Available records ->
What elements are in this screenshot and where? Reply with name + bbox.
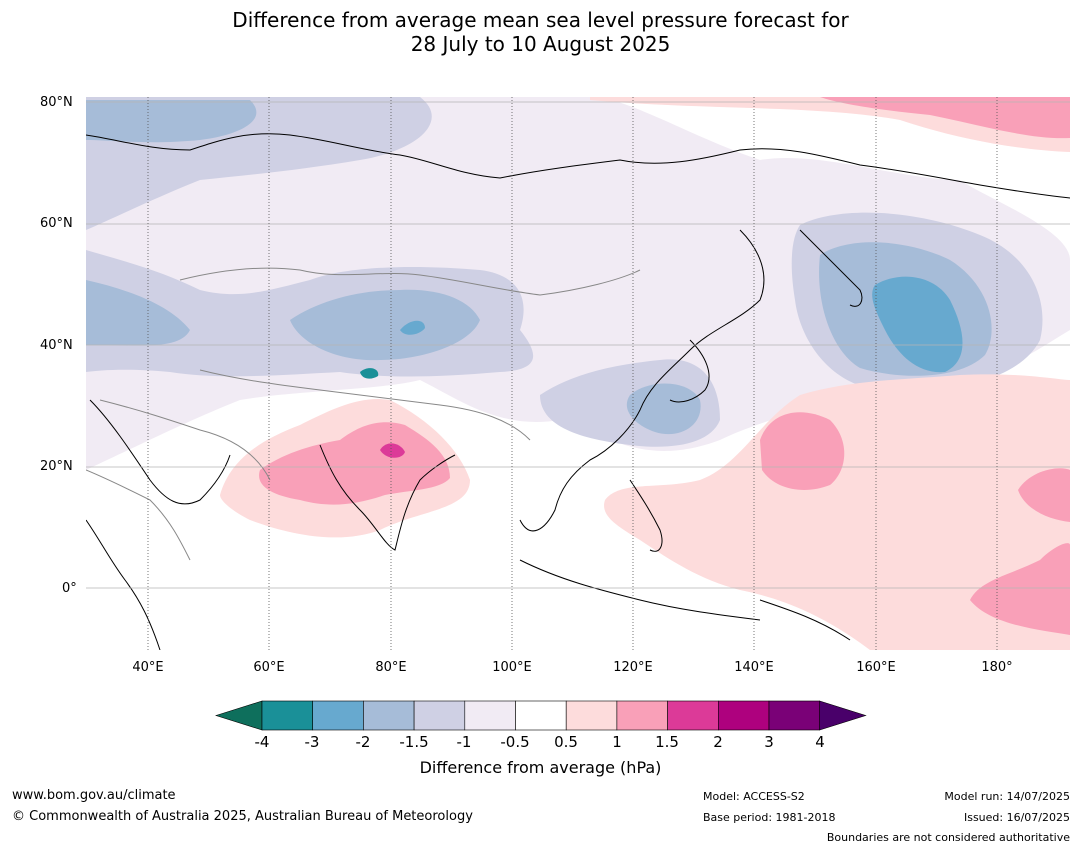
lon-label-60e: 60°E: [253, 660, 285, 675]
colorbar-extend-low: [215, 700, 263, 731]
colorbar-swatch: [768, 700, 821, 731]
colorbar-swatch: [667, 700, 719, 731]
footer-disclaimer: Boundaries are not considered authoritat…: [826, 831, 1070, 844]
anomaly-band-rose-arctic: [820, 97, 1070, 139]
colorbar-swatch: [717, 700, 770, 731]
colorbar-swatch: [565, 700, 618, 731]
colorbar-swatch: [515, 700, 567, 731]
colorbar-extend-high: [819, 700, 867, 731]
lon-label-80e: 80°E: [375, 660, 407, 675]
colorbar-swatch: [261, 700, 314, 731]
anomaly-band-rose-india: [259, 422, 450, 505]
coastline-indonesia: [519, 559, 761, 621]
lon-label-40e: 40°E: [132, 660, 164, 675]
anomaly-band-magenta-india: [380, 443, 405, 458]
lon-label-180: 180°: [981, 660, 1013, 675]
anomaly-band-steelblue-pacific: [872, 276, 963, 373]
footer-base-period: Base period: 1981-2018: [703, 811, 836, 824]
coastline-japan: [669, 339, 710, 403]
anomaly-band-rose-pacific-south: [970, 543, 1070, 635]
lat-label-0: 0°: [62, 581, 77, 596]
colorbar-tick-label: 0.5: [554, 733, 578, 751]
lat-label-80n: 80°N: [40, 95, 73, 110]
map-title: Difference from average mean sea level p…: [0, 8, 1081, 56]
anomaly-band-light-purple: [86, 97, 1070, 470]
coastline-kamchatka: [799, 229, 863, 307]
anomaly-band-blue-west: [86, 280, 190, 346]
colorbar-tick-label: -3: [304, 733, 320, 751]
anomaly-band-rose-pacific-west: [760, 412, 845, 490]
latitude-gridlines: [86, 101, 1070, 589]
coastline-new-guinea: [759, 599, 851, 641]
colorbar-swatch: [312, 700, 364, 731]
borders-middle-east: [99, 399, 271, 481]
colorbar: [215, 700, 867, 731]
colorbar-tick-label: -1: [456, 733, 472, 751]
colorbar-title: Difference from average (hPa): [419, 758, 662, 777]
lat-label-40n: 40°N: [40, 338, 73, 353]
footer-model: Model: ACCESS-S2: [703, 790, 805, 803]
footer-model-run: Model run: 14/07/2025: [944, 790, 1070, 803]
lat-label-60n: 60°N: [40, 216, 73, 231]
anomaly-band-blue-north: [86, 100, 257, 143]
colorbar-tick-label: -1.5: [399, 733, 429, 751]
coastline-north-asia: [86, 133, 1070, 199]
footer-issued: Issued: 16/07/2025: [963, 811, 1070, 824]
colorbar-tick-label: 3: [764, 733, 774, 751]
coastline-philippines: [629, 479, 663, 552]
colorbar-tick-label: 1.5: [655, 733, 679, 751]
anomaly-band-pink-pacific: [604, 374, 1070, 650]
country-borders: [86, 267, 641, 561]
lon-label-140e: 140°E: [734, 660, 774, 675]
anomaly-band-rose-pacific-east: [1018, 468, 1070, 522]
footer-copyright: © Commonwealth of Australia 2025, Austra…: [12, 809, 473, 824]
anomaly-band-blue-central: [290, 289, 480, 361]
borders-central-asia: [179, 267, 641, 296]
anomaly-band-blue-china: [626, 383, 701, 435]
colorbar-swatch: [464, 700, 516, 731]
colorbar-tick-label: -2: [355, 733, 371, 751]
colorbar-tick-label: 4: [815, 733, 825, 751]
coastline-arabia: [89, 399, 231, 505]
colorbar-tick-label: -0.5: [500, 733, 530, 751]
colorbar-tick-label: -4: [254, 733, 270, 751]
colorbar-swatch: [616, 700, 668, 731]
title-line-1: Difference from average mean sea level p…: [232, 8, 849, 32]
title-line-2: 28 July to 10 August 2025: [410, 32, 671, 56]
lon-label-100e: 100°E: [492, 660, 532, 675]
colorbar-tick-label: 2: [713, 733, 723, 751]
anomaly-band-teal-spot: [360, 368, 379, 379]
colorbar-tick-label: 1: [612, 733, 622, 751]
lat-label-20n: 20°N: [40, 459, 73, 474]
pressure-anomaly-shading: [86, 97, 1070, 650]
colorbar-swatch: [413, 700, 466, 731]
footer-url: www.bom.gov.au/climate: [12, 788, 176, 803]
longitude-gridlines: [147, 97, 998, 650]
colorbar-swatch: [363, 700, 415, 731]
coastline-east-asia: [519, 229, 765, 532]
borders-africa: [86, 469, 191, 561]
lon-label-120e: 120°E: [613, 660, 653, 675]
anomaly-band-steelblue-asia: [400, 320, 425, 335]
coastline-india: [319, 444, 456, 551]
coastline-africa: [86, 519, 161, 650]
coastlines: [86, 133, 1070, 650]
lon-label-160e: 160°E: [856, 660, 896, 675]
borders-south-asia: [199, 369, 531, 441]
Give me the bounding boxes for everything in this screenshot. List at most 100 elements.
* * *
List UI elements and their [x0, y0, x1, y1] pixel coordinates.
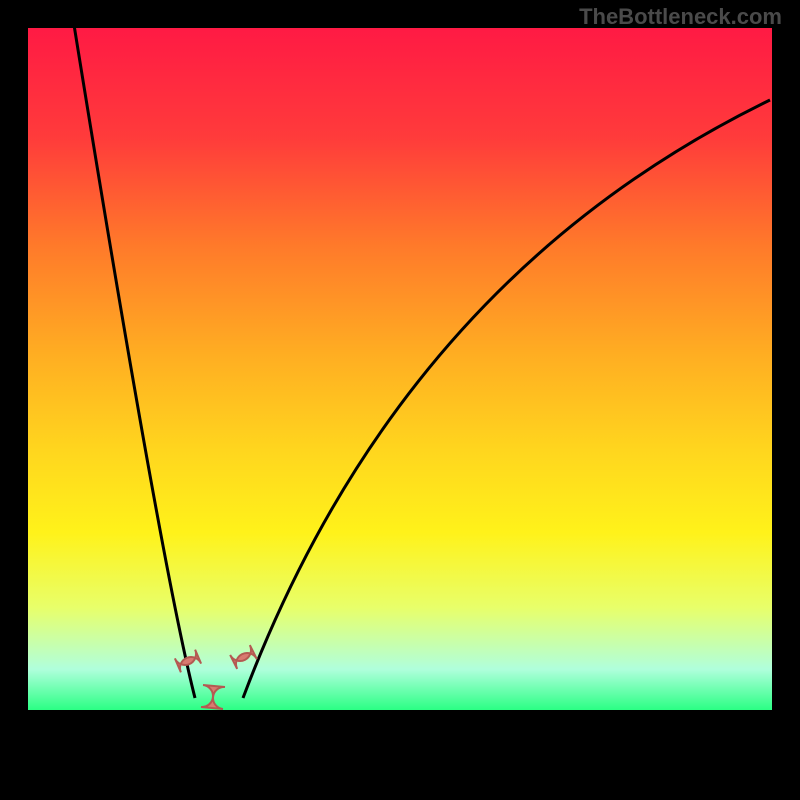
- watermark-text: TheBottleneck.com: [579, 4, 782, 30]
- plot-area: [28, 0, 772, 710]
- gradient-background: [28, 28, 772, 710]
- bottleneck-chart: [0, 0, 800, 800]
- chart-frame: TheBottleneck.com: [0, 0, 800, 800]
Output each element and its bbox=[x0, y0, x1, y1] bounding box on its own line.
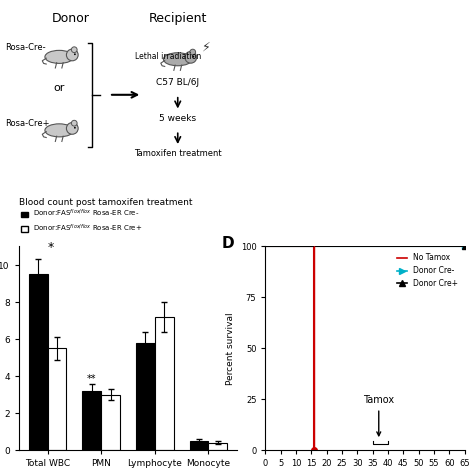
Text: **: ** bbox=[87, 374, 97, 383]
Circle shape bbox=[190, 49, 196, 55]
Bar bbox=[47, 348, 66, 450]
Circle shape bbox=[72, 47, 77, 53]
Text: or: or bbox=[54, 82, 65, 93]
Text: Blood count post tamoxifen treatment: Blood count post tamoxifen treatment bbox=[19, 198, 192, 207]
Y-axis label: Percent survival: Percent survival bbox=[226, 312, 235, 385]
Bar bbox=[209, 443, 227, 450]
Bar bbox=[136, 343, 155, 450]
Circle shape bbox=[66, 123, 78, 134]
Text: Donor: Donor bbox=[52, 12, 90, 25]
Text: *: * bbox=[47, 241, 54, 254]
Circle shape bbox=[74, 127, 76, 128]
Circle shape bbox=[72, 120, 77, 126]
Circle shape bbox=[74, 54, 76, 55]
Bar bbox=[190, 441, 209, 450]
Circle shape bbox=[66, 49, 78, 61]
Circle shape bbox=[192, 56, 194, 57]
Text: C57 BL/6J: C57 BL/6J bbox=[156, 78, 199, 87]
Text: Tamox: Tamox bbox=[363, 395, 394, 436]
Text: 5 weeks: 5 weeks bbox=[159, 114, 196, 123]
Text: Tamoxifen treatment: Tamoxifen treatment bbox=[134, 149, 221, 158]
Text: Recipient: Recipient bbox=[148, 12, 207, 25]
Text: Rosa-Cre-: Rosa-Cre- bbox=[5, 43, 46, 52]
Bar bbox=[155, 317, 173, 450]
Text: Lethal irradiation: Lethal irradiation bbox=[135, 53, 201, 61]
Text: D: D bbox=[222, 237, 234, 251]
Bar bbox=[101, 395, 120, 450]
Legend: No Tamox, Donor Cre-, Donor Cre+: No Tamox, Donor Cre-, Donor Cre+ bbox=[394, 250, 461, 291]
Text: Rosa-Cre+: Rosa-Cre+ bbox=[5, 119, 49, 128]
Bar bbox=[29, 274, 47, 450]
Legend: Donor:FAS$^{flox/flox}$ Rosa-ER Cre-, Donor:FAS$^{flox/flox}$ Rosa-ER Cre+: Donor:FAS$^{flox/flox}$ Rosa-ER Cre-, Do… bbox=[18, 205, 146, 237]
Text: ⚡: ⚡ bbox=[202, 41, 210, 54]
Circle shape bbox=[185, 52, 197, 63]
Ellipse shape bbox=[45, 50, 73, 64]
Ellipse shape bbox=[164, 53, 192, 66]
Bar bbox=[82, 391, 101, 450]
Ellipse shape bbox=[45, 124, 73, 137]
---
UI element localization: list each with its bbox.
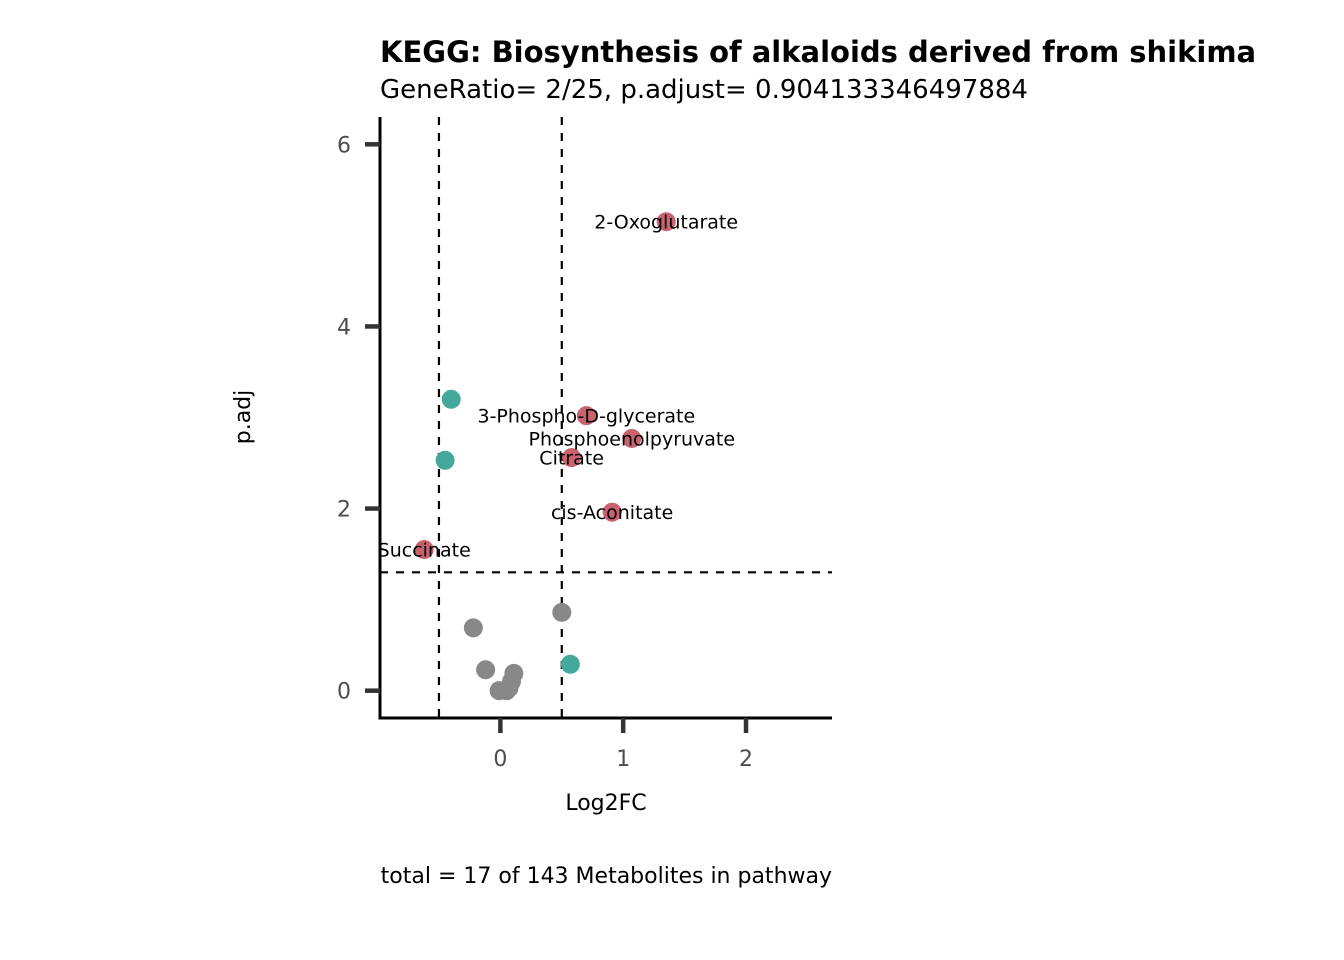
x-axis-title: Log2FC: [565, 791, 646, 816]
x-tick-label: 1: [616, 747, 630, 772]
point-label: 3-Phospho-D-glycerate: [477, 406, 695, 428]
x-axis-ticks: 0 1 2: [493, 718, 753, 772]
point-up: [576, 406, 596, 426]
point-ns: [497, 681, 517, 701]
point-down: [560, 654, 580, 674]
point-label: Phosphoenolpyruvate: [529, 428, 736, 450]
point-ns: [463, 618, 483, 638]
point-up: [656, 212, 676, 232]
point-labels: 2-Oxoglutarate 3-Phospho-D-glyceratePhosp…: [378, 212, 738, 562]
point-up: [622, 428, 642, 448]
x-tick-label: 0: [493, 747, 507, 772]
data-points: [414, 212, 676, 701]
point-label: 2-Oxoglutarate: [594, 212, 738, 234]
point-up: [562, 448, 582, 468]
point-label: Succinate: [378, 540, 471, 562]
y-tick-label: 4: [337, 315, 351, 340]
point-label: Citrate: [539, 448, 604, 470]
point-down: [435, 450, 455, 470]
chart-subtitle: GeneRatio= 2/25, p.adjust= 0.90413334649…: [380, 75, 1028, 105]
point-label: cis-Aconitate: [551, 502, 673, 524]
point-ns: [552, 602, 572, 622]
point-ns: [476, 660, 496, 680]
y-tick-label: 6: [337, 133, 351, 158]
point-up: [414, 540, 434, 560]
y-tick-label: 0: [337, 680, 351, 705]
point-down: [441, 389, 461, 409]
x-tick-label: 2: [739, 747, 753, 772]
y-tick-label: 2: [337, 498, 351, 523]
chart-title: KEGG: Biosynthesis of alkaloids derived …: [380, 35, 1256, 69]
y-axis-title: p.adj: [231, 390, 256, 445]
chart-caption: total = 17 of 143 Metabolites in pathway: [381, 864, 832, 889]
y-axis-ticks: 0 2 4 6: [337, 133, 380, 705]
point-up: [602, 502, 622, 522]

Task statement -> Please count the lines in the material above that contain the string "elements", matching case exactly, and reply with only that number.

Solution to this exercise -> 3